__Aim__: Copy out every record precisely.

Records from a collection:
####

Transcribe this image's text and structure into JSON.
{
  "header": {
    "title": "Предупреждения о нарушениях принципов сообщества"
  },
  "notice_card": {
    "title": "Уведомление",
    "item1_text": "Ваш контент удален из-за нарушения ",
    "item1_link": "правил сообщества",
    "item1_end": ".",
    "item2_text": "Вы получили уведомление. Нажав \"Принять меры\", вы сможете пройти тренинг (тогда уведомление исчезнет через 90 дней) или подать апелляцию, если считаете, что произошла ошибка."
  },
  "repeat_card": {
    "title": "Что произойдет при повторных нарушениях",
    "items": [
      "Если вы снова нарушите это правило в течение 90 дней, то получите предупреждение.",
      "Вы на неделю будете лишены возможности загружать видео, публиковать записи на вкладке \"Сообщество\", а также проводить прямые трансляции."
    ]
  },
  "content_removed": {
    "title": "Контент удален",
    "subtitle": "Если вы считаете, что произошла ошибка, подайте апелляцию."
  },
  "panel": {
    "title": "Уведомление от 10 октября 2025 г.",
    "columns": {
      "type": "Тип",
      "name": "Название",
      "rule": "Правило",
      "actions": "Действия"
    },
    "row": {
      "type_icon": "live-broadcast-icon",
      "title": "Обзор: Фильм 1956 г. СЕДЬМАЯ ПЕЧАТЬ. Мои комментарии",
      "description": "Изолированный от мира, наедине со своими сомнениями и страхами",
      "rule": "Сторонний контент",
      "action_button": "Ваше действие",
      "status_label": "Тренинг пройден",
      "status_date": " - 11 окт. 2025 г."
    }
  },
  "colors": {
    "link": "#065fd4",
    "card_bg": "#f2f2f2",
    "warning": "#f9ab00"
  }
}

####

__Result for this exercise__:
Transcribe this image's text and structure into JSON.
{
  "header": {
    "title": "Предупреждения о нарушениях принципов сообщества"
  },
  "notice_card": {
    "title": "Уведомление",
    "item1_text": "Ваш контент удален из-за нарушения ",
    "item1_link": "правил сообщества",
    "item1_end": ".",
    "item2_text": "Вы получили уведомление. Нажав \"Принять меры\", вы сможете пройти тренинг (тогда уведомление исчезнет через 90 дней) или подать апелляцию, если считаете, что произошла ошибка."
  },
  "repeat_card": {
    "title": "Что произойдет при повторных нарушениях",
    "items": [
      "Если вы снова нарушите это правило в течение 90 дней, то получите предупреждение.",
      "Вы на неделю будете лишены возможности загружать видео, публиковать записи на вкладке \"Сообщество\", а также проводить прямые трансляции."
    ]
  },
  "content_removed": {
    "title": "Контент удален",
    "subtitle": "Если вы считаете, что произошла ошибка, подайте апелляцию."
  },
  "panel": {
    "title": "Уведомление от 10 октября 2025 г.",
    "columns": {
      "type": "Тип",
      "name": "Название",
      "rule": "Правило",
      "actions": "Действия"
    },
    "row": {
      "type_icon": "live-broadcast-icon",
      "title": "Обзор: Фильм 1956 г. СЕДЬМАЯ ПЕЧАТЬ. Мои комментарии",
      "description": "Изолированный от мира, наедине со своими сомнениями и страхами",
      "rule": "Сторонний контент",
      "action_button": "Ваше действие",
      "status_label": "Тренинг пройден",
      "status_date": " - 11 окт. 2025 г."
    }
  },
  "colors": {
    "link": "#065fd4",
    "card_bg": "#f2f2f2",
    "warning": "#f9ab00"
  }
}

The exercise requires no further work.